* Aim of the exercise
Take each line containing "less" and report it exactly as written.

* Rows from a dataset
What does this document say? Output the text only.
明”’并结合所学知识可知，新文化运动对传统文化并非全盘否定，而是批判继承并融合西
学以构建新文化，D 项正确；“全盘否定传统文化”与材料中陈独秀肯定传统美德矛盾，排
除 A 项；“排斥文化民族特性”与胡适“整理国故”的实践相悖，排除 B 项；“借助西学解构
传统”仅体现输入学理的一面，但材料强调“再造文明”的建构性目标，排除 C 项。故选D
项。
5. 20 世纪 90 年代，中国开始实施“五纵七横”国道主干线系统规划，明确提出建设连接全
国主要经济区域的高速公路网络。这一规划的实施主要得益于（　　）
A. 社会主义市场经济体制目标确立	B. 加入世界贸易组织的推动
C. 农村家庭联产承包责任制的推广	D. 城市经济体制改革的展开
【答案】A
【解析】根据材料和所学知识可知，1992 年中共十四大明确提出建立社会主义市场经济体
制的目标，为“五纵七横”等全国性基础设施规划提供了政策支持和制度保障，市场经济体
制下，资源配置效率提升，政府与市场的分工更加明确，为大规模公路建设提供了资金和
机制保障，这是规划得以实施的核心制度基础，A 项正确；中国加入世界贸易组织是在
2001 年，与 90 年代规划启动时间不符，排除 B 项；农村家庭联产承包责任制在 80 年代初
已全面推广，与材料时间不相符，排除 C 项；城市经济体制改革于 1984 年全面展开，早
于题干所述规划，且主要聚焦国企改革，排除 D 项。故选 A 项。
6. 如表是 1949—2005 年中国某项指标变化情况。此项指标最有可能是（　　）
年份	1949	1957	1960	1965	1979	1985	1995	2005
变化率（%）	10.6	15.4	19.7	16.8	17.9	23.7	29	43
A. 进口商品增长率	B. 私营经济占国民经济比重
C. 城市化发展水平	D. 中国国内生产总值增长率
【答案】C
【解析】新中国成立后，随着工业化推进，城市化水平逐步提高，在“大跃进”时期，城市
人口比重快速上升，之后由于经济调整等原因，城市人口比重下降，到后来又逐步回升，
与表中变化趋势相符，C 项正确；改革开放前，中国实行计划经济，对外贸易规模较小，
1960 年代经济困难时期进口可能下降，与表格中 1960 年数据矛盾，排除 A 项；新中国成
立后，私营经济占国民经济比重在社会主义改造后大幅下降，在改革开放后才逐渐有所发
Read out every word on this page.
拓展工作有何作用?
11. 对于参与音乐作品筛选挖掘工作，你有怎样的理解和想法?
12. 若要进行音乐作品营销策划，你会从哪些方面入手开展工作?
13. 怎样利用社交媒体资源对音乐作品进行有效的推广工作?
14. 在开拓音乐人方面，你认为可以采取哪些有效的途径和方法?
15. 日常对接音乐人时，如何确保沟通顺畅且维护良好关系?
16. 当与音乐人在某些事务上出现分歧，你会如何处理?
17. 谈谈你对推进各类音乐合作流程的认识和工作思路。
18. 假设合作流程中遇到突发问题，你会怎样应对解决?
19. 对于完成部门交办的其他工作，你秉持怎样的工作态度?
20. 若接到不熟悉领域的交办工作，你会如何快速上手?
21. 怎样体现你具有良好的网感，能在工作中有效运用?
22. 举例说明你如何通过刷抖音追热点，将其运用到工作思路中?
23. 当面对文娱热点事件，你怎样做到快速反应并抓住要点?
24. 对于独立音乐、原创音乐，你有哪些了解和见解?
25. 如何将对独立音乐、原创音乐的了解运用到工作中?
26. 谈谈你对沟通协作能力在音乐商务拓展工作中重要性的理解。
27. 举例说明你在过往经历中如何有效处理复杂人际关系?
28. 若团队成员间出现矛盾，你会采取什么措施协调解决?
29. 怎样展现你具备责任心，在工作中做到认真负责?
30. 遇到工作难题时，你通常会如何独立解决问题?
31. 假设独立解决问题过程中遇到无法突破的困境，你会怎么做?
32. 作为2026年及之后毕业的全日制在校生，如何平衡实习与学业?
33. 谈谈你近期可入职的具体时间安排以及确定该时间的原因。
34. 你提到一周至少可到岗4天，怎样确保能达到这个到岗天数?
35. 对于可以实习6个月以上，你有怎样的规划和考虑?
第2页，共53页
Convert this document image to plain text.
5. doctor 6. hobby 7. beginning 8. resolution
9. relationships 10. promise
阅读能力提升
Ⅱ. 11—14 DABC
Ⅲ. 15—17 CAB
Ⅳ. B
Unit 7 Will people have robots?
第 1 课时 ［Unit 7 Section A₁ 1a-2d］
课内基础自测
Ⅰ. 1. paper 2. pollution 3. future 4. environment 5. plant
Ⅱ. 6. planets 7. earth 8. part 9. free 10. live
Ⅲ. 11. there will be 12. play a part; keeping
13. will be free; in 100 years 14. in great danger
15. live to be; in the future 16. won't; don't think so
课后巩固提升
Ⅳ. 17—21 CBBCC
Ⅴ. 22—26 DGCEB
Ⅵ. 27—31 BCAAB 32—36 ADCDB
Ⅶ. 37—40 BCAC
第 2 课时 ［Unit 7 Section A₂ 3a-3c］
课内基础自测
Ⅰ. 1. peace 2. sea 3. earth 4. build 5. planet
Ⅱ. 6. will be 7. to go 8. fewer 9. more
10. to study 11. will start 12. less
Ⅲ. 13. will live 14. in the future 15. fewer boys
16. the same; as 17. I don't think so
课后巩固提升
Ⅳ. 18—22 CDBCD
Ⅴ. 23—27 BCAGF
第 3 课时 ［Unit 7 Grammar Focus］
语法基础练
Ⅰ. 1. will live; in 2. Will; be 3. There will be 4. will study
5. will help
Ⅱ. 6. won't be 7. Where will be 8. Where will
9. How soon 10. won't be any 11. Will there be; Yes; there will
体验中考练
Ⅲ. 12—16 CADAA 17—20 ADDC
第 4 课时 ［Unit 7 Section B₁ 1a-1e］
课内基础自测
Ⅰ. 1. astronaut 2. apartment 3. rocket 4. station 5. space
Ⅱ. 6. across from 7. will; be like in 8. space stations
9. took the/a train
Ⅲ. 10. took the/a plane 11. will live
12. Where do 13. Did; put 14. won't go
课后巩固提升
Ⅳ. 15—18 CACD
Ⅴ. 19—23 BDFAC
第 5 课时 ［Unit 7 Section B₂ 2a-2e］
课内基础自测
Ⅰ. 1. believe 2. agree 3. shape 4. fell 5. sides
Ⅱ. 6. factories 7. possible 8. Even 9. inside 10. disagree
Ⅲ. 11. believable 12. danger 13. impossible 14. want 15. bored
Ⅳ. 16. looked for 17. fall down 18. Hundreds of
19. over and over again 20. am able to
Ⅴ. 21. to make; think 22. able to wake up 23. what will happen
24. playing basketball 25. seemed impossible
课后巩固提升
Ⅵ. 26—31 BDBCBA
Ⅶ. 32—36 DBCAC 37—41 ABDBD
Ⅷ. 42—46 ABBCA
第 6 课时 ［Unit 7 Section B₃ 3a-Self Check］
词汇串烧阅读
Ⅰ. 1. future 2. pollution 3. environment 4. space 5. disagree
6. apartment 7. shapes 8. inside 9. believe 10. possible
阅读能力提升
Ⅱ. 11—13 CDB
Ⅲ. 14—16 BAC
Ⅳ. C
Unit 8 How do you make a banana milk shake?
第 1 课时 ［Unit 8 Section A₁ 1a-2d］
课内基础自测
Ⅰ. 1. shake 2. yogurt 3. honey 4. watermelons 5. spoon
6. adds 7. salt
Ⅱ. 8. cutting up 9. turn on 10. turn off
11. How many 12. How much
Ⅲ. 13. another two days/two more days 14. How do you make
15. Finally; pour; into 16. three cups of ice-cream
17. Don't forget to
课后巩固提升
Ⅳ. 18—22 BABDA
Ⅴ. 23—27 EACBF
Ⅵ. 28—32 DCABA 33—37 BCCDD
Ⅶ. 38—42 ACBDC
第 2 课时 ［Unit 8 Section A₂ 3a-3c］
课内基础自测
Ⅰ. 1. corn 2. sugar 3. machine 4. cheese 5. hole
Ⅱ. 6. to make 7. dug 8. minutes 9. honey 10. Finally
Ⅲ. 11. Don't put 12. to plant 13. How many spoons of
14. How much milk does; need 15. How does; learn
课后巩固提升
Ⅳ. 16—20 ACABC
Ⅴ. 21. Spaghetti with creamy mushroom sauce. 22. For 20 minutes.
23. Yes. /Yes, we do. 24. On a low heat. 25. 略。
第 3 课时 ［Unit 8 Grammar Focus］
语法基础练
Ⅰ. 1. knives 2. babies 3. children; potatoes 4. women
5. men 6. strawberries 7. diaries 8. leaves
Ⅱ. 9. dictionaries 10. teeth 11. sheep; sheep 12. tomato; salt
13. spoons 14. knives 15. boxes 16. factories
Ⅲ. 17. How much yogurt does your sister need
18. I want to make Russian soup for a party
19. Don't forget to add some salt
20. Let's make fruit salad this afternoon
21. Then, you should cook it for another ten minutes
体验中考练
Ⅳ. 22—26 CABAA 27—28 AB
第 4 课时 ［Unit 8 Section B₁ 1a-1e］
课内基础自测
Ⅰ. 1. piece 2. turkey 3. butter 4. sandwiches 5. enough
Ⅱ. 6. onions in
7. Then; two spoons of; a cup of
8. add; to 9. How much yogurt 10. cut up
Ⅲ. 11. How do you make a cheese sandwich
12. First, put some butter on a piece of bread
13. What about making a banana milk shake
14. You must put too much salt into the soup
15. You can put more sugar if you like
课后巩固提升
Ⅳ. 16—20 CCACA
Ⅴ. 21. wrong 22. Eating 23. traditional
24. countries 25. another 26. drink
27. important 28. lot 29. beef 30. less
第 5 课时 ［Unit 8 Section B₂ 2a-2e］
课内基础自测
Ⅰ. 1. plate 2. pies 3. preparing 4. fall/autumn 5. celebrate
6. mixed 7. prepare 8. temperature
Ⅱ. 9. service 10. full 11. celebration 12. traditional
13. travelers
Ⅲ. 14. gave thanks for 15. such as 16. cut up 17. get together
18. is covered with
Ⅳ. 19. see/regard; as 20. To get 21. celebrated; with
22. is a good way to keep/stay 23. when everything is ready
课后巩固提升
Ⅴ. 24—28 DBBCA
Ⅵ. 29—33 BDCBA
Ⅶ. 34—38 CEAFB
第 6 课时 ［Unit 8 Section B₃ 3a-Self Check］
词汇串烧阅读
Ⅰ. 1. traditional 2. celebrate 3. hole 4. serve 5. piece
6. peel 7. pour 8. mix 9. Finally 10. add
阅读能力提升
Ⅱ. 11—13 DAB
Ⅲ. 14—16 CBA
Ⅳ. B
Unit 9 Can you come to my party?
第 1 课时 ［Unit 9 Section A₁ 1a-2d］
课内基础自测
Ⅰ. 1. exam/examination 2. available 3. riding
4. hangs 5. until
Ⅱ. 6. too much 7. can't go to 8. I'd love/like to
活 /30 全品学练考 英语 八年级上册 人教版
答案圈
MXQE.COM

* Problem solution
10. to study 11. will start 12. less
27. important 28. lot 29. beef 30. less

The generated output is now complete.